● **What is expected**
Using the listing below, extract each line that has the word "name" in it.

● **Source records**
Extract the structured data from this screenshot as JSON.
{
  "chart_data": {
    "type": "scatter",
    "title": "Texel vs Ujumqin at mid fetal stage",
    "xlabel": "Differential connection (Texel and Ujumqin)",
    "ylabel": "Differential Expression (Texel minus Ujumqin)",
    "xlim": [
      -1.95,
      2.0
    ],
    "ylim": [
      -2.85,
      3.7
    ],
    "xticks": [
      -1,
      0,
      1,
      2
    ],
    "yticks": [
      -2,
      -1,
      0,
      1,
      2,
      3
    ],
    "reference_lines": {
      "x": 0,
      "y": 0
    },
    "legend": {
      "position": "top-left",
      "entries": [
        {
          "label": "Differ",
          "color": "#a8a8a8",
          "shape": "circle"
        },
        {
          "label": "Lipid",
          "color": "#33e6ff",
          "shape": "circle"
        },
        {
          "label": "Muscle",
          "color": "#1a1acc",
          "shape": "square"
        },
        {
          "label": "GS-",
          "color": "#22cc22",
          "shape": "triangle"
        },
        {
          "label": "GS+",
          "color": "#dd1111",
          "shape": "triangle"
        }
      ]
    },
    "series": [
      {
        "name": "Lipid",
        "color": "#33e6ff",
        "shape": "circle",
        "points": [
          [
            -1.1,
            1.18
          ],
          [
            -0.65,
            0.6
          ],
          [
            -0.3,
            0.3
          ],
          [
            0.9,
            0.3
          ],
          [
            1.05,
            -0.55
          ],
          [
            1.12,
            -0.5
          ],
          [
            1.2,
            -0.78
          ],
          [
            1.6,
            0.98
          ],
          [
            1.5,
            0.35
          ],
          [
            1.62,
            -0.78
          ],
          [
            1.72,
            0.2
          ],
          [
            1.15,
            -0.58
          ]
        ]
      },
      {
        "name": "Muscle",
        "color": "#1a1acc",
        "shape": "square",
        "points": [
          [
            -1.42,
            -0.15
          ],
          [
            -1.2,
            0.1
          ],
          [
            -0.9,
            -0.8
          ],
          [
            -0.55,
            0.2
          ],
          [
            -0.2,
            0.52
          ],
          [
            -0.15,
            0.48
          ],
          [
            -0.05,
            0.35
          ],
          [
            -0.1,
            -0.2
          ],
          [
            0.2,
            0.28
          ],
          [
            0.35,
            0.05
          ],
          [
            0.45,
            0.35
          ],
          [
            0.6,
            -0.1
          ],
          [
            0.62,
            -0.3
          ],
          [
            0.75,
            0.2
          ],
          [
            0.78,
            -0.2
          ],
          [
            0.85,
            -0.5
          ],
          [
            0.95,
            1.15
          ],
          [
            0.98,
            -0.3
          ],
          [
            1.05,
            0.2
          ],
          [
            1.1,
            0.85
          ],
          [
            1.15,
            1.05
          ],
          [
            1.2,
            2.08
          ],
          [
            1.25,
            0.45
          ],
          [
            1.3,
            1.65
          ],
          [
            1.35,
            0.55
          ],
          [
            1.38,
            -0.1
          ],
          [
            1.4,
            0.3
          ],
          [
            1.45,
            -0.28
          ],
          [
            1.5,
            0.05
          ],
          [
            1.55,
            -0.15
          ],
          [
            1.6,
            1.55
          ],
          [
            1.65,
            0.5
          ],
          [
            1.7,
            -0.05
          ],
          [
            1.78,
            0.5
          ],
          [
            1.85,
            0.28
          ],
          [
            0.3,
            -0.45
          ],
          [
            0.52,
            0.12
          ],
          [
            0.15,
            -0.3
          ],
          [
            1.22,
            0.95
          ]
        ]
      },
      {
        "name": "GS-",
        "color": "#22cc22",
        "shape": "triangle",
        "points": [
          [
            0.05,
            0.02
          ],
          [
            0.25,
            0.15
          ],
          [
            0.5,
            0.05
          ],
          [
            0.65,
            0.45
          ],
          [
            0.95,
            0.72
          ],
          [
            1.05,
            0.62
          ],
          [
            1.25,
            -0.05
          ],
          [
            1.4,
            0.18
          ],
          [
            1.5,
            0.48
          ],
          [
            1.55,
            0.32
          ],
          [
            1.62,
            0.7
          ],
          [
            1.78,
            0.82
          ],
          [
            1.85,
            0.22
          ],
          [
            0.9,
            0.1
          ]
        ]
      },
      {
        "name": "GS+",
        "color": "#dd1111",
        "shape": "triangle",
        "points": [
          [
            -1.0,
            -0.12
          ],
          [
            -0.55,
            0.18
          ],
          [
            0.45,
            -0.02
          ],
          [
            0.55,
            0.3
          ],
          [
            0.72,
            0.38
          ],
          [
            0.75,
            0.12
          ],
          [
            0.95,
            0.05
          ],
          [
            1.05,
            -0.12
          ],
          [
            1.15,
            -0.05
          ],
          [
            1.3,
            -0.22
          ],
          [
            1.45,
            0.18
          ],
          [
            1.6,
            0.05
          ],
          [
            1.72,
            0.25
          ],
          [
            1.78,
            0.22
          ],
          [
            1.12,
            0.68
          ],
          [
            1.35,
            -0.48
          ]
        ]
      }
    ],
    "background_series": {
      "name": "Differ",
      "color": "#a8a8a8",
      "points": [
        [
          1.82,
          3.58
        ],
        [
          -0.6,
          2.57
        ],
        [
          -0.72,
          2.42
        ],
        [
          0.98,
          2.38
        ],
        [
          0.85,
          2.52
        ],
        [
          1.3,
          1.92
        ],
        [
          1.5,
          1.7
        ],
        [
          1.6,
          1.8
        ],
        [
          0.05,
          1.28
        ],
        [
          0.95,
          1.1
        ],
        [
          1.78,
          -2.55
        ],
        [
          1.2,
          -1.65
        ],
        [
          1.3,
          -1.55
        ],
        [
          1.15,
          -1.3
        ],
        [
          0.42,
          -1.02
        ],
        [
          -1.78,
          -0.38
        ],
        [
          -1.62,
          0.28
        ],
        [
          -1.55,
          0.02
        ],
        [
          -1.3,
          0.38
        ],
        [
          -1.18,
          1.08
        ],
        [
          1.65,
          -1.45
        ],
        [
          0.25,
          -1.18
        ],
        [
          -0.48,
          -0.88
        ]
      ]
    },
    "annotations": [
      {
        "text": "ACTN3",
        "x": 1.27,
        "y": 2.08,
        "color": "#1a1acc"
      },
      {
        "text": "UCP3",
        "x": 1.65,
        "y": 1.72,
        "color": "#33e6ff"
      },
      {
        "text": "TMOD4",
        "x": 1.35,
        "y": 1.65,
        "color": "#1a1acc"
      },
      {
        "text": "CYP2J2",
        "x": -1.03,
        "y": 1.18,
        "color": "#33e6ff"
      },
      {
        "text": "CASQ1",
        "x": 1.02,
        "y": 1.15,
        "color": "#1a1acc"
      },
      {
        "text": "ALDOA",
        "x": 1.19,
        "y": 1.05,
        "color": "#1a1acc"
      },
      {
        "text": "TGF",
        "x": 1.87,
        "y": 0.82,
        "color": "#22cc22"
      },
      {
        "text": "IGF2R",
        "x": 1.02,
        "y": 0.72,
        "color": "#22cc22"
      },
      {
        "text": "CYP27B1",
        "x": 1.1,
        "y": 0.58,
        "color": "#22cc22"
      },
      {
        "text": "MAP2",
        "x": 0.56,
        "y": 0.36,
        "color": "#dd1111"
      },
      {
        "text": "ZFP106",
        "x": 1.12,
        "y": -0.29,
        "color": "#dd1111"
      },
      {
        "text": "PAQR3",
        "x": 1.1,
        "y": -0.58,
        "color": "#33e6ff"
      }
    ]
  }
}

● **Answer to the task**
        "name": "Lipid",
        "name": "Muscle",
        "name": "GS-",
        "name": "GS+",
      "name": "Differ",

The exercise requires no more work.